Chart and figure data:
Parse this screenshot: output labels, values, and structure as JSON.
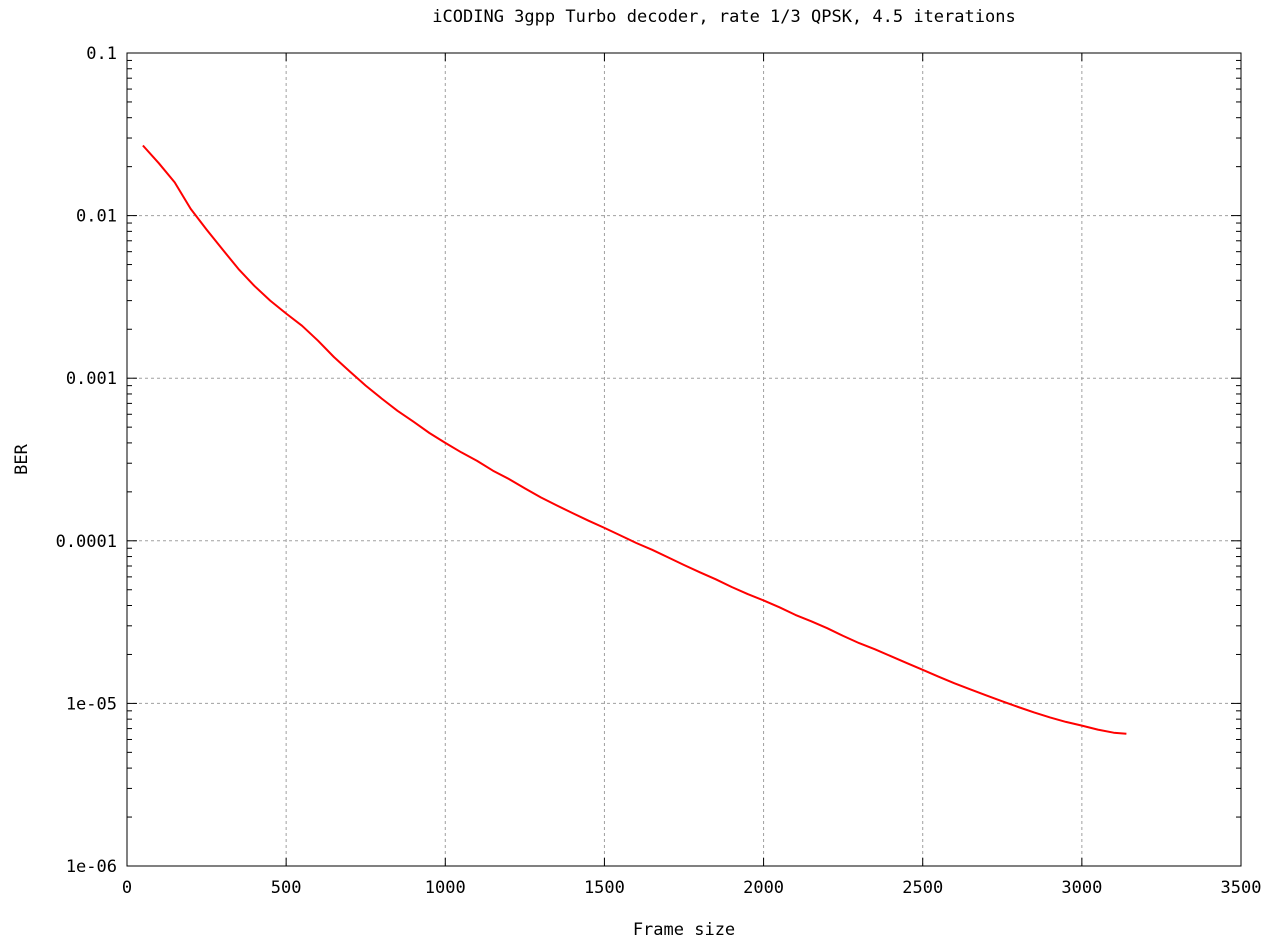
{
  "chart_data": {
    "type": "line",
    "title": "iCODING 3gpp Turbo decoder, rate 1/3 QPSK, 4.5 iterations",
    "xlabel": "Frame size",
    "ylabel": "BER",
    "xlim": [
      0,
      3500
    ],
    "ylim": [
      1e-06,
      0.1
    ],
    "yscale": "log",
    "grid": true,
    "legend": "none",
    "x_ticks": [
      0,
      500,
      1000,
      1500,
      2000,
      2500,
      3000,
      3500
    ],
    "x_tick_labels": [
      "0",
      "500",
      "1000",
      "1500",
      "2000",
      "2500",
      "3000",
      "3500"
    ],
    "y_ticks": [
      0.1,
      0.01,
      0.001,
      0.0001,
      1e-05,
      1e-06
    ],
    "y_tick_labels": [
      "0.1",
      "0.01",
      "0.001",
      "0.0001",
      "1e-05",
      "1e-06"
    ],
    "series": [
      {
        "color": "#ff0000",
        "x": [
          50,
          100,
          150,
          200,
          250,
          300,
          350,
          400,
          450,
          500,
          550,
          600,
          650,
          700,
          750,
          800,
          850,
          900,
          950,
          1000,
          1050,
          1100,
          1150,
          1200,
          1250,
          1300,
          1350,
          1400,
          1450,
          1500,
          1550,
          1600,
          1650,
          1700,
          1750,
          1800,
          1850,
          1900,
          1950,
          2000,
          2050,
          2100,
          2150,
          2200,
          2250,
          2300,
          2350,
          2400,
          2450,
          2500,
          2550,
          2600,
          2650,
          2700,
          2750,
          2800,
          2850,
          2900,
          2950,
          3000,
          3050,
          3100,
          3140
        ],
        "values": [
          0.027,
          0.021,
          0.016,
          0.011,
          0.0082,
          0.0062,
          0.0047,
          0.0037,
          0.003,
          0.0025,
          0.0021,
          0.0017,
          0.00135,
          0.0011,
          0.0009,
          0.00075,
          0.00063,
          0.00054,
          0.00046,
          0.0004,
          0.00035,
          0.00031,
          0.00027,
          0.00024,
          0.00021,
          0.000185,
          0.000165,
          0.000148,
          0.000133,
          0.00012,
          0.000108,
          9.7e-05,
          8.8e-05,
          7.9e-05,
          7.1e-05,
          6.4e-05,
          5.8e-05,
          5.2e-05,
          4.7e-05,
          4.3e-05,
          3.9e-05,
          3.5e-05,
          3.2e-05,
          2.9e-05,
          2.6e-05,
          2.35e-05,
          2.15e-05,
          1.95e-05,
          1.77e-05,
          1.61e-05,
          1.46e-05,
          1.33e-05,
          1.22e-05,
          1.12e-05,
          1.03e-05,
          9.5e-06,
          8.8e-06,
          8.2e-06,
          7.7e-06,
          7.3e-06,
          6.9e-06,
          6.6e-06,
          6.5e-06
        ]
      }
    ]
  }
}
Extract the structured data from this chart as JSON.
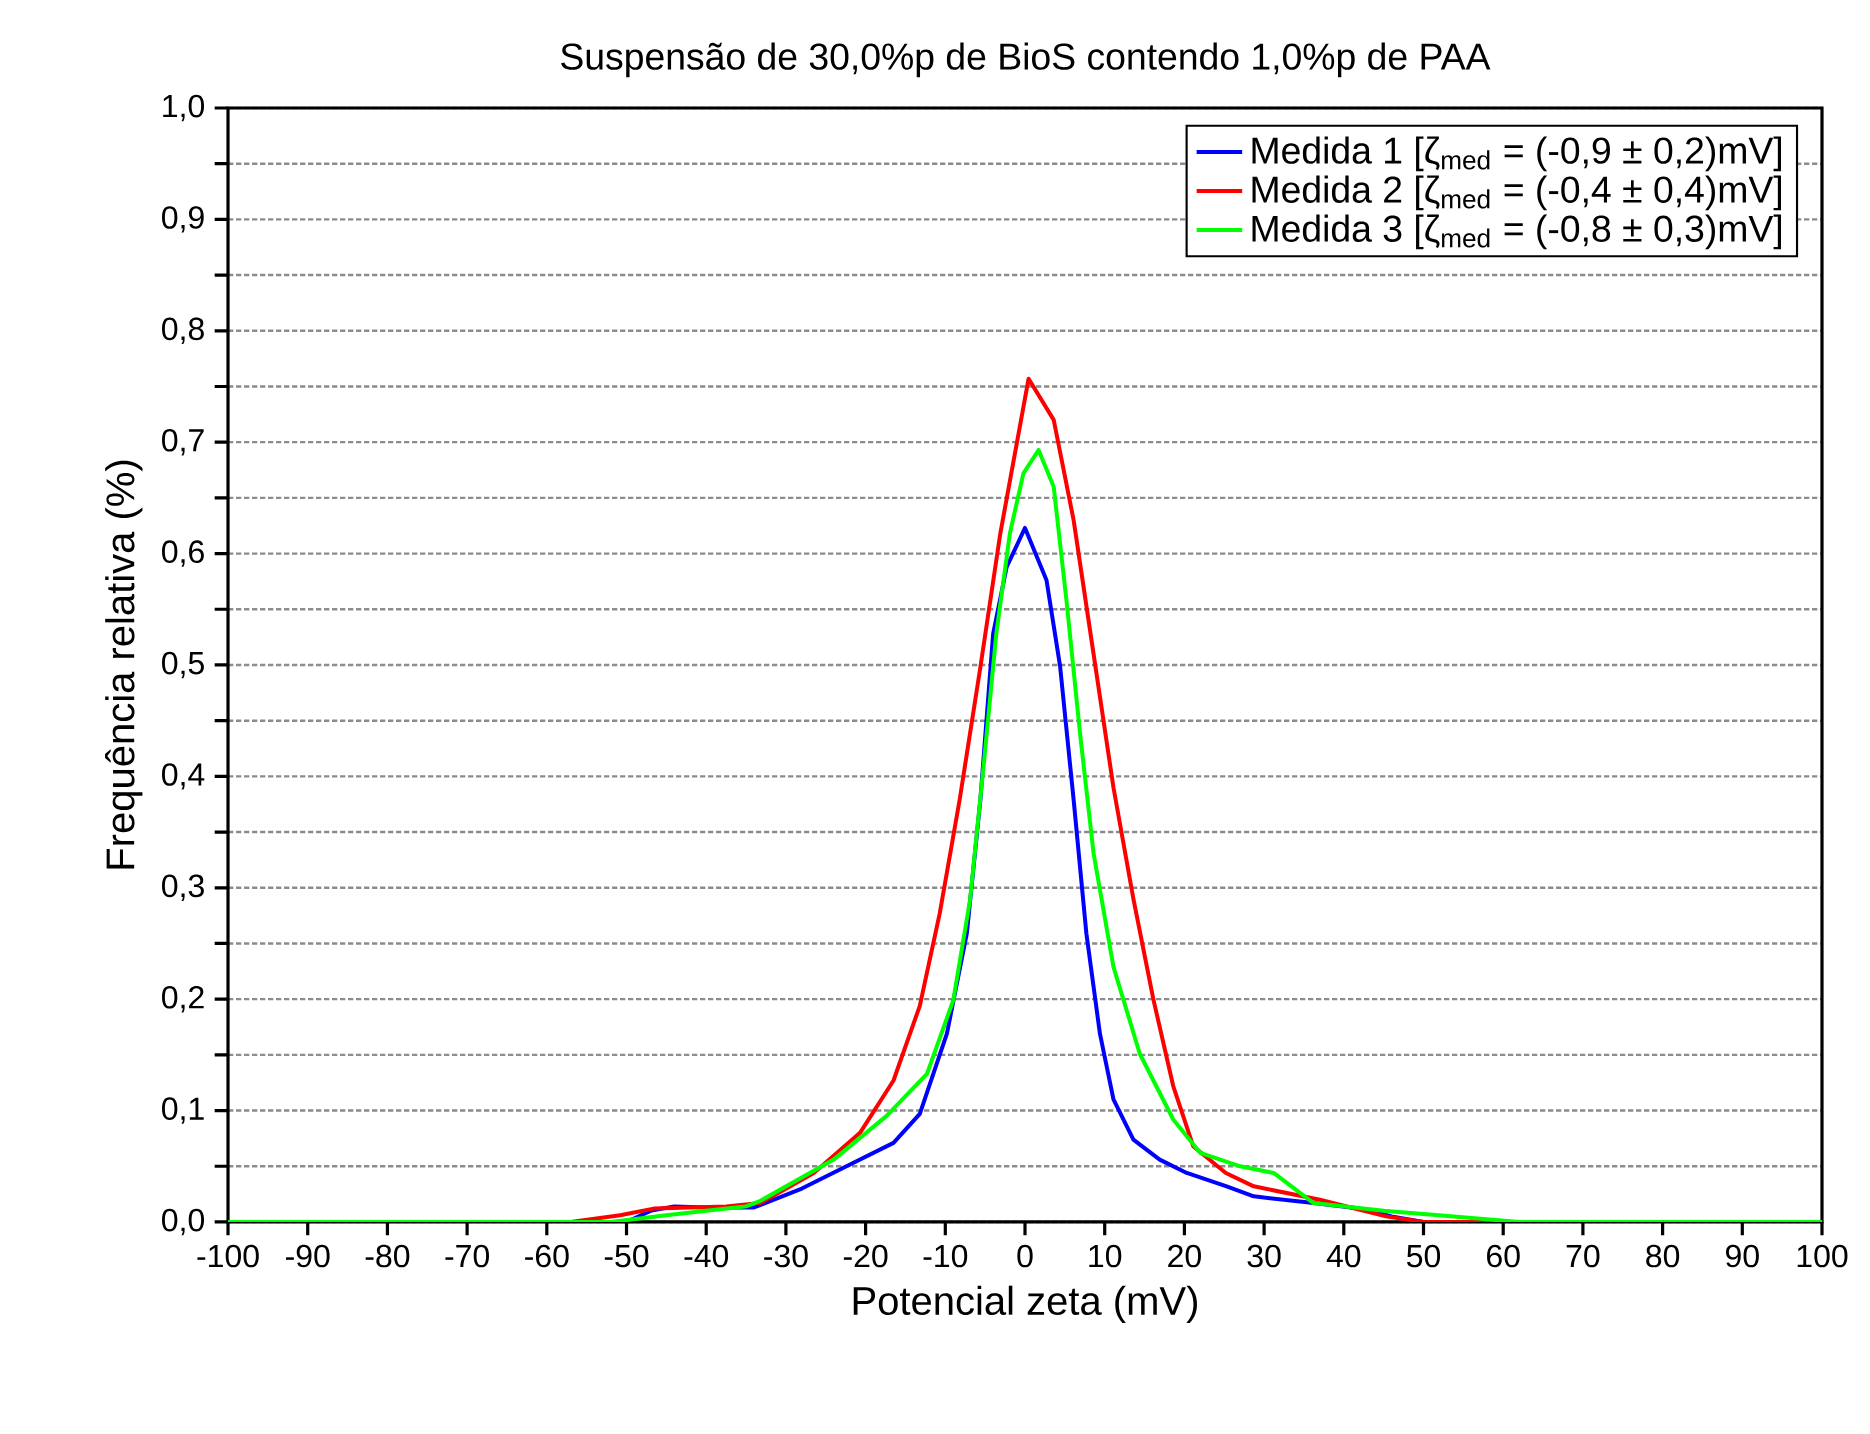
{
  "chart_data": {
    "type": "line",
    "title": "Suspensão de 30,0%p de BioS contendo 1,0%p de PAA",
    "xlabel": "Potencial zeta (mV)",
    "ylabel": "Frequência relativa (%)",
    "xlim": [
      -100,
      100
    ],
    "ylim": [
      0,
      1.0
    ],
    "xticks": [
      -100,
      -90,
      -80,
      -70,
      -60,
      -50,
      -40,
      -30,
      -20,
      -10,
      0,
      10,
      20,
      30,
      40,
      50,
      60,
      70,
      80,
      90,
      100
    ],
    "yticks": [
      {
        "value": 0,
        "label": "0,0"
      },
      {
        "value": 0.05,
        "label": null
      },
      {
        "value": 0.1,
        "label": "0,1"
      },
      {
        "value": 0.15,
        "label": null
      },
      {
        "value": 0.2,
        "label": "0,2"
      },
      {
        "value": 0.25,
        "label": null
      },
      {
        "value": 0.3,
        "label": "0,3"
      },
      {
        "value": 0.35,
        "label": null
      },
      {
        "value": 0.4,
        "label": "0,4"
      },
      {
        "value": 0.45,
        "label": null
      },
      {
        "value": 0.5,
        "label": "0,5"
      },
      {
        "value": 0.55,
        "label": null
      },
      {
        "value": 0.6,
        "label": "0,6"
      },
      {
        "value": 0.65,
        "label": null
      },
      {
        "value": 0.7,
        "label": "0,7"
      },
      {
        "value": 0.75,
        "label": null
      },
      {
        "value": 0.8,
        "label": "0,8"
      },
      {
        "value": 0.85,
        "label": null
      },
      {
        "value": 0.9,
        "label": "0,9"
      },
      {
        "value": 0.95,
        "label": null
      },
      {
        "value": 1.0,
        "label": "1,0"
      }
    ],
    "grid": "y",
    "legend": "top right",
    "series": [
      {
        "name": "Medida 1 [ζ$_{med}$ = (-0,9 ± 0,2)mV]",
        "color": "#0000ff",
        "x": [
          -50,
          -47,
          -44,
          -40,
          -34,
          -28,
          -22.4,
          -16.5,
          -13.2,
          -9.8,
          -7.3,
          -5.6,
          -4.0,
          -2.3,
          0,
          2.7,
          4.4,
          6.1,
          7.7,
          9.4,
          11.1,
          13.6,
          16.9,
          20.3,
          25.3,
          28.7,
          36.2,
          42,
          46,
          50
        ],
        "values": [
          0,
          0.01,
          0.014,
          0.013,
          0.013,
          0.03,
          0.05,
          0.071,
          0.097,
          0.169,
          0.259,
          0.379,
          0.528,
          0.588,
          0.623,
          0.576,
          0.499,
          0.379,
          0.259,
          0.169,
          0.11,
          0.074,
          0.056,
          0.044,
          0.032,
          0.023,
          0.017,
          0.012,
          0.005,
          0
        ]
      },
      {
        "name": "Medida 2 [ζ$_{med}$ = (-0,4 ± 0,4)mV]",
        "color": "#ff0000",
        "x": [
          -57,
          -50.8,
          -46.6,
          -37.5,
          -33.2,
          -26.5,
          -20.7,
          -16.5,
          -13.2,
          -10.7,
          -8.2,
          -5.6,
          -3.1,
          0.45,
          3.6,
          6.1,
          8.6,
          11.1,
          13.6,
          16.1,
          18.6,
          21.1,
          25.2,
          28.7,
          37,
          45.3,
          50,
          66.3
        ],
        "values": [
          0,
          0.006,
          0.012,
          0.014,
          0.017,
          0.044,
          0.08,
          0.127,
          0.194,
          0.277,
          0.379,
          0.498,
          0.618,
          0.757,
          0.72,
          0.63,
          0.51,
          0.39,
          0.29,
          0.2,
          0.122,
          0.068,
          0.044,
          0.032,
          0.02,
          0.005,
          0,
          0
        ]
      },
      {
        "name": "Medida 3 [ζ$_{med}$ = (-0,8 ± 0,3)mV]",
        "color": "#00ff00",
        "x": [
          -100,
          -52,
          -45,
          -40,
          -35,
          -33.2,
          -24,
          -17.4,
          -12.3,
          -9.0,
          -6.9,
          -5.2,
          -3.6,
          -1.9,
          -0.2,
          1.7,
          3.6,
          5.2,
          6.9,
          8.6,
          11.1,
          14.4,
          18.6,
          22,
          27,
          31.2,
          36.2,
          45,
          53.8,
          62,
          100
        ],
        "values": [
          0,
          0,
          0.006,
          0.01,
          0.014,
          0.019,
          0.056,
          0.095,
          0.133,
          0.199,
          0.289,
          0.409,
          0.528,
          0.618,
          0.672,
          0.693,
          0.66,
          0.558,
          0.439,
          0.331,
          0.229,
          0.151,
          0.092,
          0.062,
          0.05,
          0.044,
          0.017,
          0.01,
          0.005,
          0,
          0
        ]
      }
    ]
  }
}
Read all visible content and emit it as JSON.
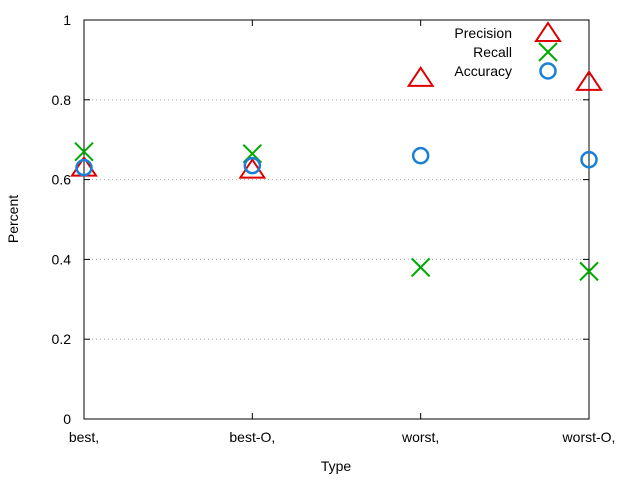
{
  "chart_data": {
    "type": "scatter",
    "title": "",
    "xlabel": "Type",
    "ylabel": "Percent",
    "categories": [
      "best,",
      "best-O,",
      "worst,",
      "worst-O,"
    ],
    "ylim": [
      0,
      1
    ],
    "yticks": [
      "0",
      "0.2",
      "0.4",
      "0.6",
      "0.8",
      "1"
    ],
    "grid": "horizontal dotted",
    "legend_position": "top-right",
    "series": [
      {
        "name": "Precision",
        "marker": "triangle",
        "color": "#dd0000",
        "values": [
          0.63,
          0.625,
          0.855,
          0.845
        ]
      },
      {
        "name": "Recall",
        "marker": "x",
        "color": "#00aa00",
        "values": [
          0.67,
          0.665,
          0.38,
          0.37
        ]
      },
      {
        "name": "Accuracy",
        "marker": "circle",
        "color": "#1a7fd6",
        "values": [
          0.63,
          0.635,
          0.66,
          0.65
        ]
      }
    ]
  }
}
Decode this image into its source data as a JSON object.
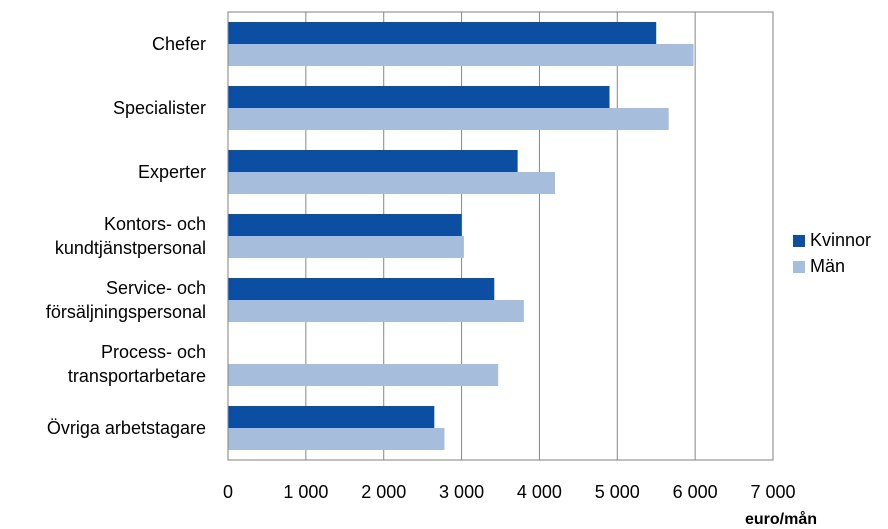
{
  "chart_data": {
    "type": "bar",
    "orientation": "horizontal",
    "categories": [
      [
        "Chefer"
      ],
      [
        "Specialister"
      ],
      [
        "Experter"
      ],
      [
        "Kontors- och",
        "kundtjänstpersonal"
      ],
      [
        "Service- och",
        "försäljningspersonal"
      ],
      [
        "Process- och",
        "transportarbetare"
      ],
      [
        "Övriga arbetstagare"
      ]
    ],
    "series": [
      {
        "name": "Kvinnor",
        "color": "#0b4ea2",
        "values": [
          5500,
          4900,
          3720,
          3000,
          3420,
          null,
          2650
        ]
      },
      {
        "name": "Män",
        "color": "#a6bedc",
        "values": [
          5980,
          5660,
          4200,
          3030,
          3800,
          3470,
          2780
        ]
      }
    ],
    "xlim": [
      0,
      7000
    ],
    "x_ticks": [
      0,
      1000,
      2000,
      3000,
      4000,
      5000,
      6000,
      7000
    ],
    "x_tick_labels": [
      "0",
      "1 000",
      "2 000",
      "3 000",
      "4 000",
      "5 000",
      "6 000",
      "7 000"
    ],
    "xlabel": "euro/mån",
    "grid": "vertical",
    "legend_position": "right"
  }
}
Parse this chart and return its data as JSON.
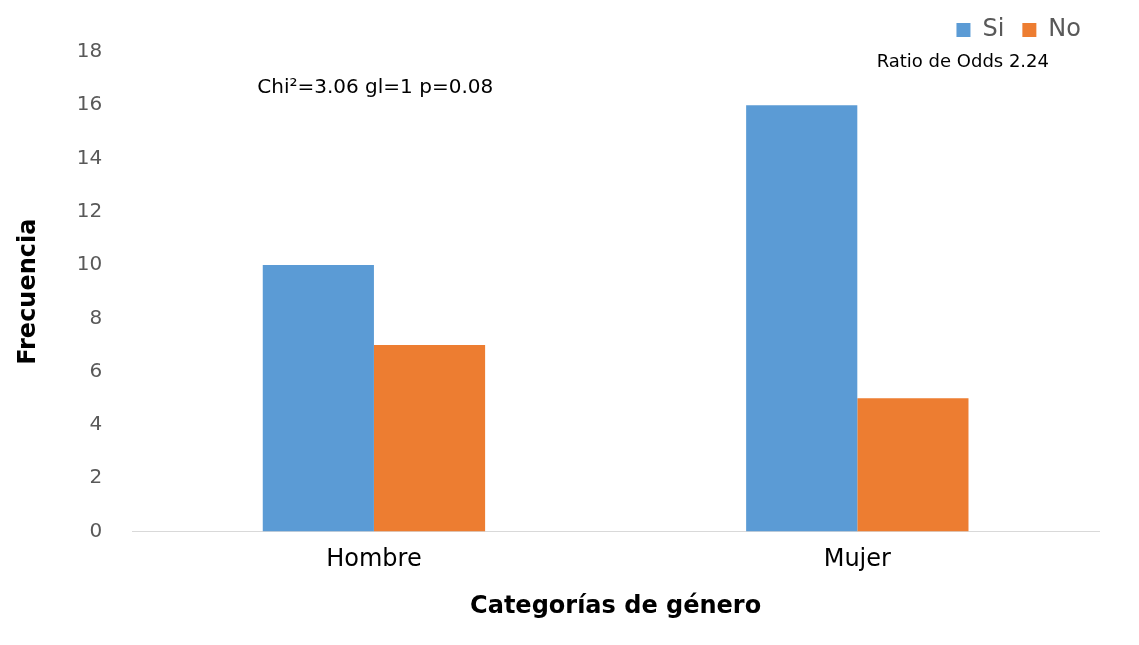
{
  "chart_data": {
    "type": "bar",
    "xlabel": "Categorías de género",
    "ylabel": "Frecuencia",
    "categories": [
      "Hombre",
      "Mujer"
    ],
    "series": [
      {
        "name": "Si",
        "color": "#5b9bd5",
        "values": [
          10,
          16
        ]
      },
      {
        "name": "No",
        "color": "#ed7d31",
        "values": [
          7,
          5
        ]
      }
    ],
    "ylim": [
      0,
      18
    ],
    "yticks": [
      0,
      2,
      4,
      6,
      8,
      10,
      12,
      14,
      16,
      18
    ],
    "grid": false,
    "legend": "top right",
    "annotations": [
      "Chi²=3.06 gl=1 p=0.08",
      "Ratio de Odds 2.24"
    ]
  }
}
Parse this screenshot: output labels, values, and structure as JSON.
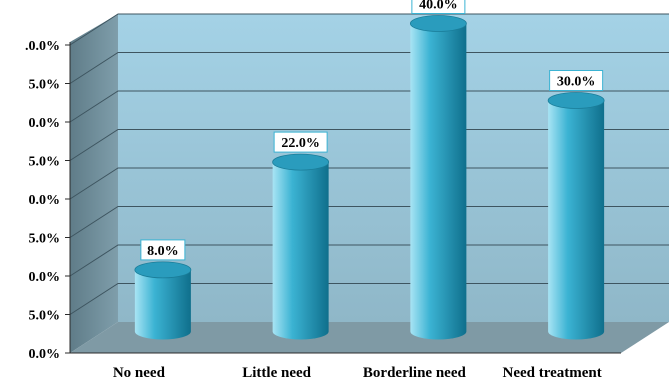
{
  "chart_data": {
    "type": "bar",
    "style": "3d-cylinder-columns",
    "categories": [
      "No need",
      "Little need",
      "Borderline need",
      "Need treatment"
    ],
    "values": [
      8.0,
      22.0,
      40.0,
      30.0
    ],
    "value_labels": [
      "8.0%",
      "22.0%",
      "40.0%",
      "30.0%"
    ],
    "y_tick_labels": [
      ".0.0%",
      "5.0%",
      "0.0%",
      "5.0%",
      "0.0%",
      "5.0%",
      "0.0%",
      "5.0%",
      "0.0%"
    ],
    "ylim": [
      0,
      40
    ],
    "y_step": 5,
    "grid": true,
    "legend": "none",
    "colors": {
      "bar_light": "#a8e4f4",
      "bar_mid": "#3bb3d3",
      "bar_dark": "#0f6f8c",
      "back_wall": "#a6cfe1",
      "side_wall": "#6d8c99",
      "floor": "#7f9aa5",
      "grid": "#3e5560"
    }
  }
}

-- AIM OF THE EXERCISE --
List every line in the records above that contains the word "name".

-- ANSWER TO THE EXERCISE --
        "name": "Medida 1 [ζ$_{med}$ = (-0,9 ± 0,2)mV]",
        "name": "Medida 2 [ζ$_{med}$ = (-0,4 ± 0,4)mV]",
        "name": "Medida 3 [ζ$_{med}$ = (-0,8 ± 0,3)mV]",
        "name": "Precision",
        "name": "Recall",
        "name": "Accuracy",
        "name": "Kvinnor",
        "name": "Män",
        "name": "Si",
        "name": "No",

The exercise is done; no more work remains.